Across the listing below, count the lines that mention the string "Rate". Reply with the figure only.

_THE DATA_.
'''
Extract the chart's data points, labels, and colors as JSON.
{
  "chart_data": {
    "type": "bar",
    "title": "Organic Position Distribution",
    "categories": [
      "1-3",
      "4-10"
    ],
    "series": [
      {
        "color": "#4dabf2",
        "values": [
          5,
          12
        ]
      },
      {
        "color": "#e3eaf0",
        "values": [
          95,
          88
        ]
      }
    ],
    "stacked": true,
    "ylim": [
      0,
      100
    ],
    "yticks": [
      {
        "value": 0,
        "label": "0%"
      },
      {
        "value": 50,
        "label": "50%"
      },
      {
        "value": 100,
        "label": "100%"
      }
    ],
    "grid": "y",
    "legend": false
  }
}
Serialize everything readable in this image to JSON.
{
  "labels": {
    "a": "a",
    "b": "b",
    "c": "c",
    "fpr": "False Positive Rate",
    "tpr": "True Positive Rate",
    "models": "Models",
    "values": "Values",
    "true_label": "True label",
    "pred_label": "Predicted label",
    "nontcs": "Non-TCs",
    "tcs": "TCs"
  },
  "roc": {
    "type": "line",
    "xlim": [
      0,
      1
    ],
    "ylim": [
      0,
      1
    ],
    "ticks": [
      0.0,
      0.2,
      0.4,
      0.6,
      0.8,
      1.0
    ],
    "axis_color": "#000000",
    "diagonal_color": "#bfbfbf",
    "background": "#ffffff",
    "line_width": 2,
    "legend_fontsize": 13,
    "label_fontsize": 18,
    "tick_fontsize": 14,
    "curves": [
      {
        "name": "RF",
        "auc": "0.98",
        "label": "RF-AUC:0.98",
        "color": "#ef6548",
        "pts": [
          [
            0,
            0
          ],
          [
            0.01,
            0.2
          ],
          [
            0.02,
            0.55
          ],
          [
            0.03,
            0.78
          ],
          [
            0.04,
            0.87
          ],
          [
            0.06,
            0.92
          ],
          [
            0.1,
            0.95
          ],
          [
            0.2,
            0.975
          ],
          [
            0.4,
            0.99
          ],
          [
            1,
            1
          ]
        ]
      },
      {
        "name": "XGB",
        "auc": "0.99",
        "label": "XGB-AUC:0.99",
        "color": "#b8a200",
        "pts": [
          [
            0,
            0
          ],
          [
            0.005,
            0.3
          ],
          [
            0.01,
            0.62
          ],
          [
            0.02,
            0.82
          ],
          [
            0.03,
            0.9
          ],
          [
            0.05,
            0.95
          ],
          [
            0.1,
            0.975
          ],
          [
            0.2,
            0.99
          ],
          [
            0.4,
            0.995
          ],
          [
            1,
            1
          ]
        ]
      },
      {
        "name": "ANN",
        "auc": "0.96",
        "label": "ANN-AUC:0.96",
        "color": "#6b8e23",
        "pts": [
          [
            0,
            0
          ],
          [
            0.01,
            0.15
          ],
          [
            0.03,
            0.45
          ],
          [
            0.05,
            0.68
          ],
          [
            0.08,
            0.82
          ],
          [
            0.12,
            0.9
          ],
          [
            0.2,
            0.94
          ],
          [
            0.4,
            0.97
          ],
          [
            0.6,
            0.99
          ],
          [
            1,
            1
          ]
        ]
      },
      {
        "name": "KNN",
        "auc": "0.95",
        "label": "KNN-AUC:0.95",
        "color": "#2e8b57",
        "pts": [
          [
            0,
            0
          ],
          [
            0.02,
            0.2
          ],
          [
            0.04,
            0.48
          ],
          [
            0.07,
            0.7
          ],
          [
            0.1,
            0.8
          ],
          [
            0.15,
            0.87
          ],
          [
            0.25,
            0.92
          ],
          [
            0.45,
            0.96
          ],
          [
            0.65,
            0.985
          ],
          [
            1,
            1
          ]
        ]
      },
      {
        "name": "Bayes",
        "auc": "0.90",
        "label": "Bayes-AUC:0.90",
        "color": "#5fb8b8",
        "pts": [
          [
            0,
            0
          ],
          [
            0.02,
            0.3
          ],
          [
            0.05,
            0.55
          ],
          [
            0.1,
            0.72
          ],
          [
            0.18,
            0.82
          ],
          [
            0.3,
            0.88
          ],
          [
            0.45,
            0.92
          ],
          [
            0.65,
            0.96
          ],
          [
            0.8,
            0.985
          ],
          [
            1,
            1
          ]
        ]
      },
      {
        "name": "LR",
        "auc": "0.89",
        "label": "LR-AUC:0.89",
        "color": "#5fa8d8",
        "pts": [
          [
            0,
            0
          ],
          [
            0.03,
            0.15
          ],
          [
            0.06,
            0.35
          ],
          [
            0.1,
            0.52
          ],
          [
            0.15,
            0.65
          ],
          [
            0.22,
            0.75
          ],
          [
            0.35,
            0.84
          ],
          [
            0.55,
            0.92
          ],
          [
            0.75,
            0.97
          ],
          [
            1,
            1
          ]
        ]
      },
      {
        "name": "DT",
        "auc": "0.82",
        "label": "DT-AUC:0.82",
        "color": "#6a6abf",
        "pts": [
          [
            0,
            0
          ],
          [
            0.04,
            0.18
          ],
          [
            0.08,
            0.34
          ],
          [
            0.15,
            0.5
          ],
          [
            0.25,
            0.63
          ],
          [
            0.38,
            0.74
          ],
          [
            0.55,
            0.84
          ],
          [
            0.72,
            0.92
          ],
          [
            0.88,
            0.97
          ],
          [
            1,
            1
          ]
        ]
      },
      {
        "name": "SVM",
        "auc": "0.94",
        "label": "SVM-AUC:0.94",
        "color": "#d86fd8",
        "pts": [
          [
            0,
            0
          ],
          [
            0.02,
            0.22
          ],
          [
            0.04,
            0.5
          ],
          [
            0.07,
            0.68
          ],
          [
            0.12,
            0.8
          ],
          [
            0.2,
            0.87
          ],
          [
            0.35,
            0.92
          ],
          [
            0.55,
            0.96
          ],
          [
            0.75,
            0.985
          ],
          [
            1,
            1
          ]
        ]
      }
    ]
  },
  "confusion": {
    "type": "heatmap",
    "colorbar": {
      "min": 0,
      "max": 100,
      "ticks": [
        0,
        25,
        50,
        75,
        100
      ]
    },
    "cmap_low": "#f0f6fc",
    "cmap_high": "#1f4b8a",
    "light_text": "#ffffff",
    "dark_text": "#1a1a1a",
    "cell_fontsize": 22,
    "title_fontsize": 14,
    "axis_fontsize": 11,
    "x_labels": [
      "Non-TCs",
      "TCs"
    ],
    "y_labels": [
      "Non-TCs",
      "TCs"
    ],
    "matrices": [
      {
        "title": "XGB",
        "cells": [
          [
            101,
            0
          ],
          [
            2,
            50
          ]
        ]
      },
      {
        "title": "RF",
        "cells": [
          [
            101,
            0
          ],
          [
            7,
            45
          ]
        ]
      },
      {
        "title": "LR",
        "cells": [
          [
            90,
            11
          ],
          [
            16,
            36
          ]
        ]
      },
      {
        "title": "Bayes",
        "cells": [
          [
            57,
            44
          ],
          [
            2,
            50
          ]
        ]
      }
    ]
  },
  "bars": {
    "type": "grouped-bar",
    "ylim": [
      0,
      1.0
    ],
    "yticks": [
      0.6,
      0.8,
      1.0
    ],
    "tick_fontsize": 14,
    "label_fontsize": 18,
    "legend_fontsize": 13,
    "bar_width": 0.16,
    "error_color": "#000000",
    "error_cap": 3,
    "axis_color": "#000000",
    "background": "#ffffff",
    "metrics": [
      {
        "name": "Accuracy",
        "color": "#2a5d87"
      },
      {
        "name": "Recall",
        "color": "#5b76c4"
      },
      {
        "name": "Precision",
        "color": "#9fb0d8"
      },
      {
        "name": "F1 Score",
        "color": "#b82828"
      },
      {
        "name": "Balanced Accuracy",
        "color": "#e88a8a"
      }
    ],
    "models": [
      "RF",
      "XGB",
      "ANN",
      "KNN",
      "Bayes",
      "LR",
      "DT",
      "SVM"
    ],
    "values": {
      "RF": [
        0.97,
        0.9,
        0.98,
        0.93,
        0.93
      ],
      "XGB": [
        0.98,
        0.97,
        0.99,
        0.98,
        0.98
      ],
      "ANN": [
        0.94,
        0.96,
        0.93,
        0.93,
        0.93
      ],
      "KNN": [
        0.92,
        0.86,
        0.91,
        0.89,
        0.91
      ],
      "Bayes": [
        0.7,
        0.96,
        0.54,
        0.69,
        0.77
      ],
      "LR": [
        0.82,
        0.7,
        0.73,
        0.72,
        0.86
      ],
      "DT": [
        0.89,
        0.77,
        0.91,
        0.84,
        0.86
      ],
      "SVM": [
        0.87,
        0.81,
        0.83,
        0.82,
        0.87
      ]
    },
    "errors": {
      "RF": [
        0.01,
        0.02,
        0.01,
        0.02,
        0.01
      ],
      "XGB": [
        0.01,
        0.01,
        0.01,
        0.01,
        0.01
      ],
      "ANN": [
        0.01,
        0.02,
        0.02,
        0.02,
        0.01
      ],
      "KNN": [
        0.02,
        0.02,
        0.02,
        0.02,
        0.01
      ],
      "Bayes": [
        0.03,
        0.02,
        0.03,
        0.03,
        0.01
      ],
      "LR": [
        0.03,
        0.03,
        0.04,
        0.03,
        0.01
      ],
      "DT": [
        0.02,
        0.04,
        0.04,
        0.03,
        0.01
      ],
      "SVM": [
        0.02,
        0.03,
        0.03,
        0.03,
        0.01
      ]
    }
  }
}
'''
_SOLUTION FOR THIS TASK_.
2